EXERCISE GOAL:
Restate the records in their entirety, word for word.

MATERIALS PROVIDED:
===============
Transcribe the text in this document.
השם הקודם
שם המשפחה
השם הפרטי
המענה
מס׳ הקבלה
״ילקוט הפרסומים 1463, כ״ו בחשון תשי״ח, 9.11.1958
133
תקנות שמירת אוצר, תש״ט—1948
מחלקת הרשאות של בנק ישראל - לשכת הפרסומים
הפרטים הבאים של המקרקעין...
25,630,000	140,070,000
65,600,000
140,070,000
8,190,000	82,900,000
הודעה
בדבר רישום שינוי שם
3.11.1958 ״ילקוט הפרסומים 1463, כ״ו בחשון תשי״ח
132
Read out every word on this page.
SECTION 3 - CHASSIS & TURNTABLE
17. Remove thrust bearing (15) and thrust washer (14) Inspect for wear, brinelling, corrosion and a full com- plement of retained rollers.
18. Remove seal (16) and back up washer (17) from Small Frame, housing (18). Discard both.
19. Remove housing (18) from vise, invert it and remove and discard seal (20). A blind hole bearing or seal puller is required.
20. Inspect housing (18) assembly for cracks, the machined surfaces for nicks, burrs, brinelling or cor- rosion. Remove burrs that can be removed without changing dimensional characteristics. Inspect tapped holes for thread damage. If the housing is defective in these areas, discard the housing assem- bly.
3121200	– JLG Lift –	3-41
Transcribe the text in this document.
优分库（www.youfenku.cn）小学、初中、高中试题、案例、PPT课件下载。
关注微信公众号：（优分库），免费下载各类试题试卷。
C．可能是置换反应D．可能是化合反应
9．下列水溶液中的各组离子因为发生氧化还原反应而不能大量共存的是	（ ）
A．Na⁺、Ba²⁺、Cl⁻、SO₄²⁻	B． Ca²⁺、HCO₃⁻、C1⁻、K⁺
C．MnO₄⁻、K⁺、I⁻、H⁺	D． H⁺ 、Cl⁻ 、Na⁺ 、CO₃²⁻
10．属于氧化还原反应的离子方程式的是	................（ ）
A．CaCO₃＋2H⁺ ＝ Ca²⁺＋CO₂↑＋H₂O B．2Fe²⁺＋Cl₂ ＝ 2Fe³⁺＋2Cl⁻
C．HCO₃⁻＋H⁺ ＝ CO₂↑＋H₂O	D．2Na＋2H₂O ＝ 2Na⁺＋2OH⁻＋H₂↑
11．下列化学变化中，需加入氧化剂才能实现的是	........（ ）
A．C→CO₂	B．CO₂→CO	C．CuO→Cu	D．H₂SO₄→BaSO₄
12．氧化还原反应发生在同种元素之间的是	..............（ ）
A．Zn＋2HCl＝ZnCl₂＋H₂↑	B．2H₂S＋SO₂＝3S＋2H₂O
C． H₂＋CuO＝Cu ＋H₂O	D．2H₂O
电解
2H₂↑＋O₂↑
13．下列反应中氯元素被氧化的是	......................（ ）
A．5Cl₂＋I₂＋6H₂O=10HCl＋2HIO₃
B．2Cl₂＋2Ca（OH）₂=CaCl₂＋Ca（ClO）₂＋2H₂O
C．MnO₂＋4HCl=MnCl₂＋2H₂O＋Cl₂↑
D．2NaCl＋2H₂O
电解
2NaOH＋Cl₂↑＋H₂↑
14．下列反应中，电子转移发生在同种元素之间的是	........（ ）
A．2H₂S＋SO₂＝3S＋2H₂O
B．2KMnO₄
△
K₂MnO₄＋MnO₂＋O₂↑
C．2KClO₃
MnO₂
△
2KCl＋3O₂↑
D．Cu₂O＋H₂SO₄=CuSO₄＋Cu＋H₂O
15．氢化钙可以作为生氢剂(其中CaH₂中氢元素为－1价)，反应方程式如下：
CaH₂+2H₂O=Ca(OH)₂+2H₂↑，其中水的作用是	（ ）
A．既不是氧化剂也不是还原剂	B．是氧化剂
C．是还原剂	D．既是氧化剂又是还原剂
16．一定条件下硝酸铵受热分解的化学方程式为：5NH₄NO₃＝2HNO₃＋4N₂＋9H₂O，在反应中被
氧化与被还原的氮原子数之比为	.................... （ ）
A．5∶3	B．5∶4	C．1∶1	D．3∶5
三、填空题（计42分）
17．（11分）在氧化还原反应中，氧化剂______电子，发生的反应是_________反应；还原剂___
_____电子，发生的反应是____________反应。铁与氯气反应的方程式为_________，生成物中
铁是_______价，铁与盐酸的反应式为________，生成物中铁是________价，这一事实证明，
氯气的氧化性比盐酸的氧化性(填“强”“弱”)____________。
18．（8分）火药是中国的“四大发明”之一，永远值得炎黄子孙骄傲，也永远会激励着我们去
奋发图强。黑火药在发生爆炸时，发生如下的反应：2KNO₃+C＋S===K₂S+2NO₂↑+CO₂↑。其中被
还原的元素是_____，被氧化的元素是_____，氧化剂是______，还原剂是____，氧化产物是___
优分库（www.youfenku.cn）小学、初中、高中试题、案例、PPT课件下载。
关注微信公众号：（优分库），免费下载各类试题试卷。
===============
RESULT BELOW:
Transcribe the text in this document.
השם הקודם
שם המשפחה
השם הפרטי
המענה
מס׳ הקבלה
״ילקוט הפרסומים 1463, כ״ו בחשון תשי״ח, 9.11.1958
133
תקנות שמירת אוצר, תש״ט—1948
מחלקת הרשאות של בנק ישראל - לשכת הפרסומים
הפרטים הבאים של המקרקעין...
25,630,000	140,070,000
65,600,000
140,070,000
8,190,000	82,900,000
הודעה
בדבר רישום שינוי שם
3.11.1958 ״ילקוט הפרסומים 1463, כ״ו בחשון תשי״ח
132
Read out every word on this page.
SECTION 3 - CHASSIS & TURNTABLE
17. Remove thrust bearing (15) and thrust washer (14) Inspect for wear, brinelling, corrosion and a full com- plement of retained rollers.
18. Remove seal (16) and back up washer (17) from Small Frame, housing (18). Discard both.
19. Remove housing (18) from vise, invert it and remove and discard seal (20). A blind hole bearing or seal puller is required.
20. Inspect housing (18) assembly for cracks, the machined surfaces for nicks, burrs, brinelling or cor- rosion. Remove burrs that can be removed without changing dimensional characteristics. Inspect tapped holes for thread damage. If the housing is defective in these areas, discard the housing assem- bly.
3121200	– JLG Lift –	3-41
Transcribe the text in this document.
优分库（www.youfenku.cn）小学、初中、高中试题、案例、PPT课件下载。
关注微信公众号：（优分库），免费下载各类试题试卷。
C．可能是置换反应D．可能是化合反应
9．下列水溶液中的各组离子因为发生氧化还原反应而不能大量共存的是	（ ）
A．Na⁺、Ba²⁺、Cl⁻、SO₄²⁻	B． Ca²⁺、HCO₃⁻、C1⁻、K⁺
C．MnO₄⁻、K⁺、I⁻、H⁺	D． H⁺ 、Cl⁻ 、Na⁺ 、CO₃²⁻
10．属于氧化还原反应的离子方程式的是	................（ ）
A．CaCO₃＋2H⁺ ＝ Ca²⁺＋CO₂↑＋H₂O B．2Fe²⁺＋Cl₂ ＝ 2Fe³⁺＋2Cl⁻
C．HCO₃⁻＋H⁺ ＝ CO₂↑＋H₂O	D．2Na＋2H₂O ＝ 2Na⁺＋2OH⁻＋H₂↑
11．下列化学变化中，需加入氧化剂才能实现的是	........（ ）
A．C→CO₂	B．CO₂→CO	C．CuO→Cu	D．H₂SO₄→BaSO₄
12．氧化还原反应发生在同种元素之间的是	..............（ ）
A．Zn＋2HCl＝ZnCl₂＋H₂↑	B．2H₂S＋SO₂＝3S＋2H₂O
C． H₂＋CuO＝Cu ＋H₂O	D．2H₂O
电解
2H₂↑＋O₂↑
13．下列反应中氯元素被氧化的是	......................（ ）
A．5Cl₂＋I₂＋6H₂O=10HCl＋2HIO₃
B．2Cl₂＋2Ca（OH）₂=CaCl₂＋Ca（ClO）₂＋2H₂O
C．MnO₂＋4HCl=MnCl₂＋2H₂O＋Cl₂↑
D．2NaCl＋2H₂O
电解
2NaOH＋Cl₂↑＋H₂↑
14．下列反应中，电子转移发生在同种元素之间的是	........（ ）
A．2H₂S＋SO₂＝3S＋2H₂O
B．2KMnO₄
△
K₂MnO₄＋MnO₂＋O₂↑
C．2KClO₃
MnO₂
△
2KCl＋3O₂↑
D．Cu₂O＋H₂SO₄=CuSO₄＋Cu＋H₂O
15．氢化钙可以作为生氢剂(其中CaH₂中氢元素为－1价)，反应方程式如下：
CaH₂+2H₂O=Ca(OH)₂+2H₂↑，其中水的作用是	（ ）
A．既不是氧化剂也不是还原剂	B．是氧化剂
C．是还原剂	D．既是氧化剂又是还原剂
16．一定条件下硝酸铵受热分解的化学方程式为：5NH₄NO₃＝2HNO₃＋4N₂＋9H₂O，在反应中被
氧化与被还原的氮原子数之比为	.................... （ ）
A．5∶3	B．5∶4	C．1∶1	D．3∶5
三、填空题（计42分）
17．（11分）在氧化还原反应中，氧化剂______电子，发生的反应是_________反应；还原剂___
_____电子，发生的反应是____________反应。铁与氯气反应的方程式为_________，生成物中
铁是_______价，铁与盐酸的反应式为________，生成物中铁是________价，这一事实证明，
氯气的氧化性比盐酸的氧化性(填“强”“弱”)____________。
18．（8分）火药是中国的“四大发明”之一，永远值得炎黄子孙骄傲，也永远会激励着我们去
奋发图强。黑火药在发生爆炸时，发生如下的反应：2KNO₃+C＋S===K₂S+2NO₂↑+CO₂↑。其中被
还原的元素是_____，被氧化的元素是_____，氧化剂是______，还原剂是____，氧化产物是___
优分库（www.youfenku.cn）小学、初中、高中试题、案例、PPT课件下载。
关注微信公众号：（优分库），免费下载各类试题试卷。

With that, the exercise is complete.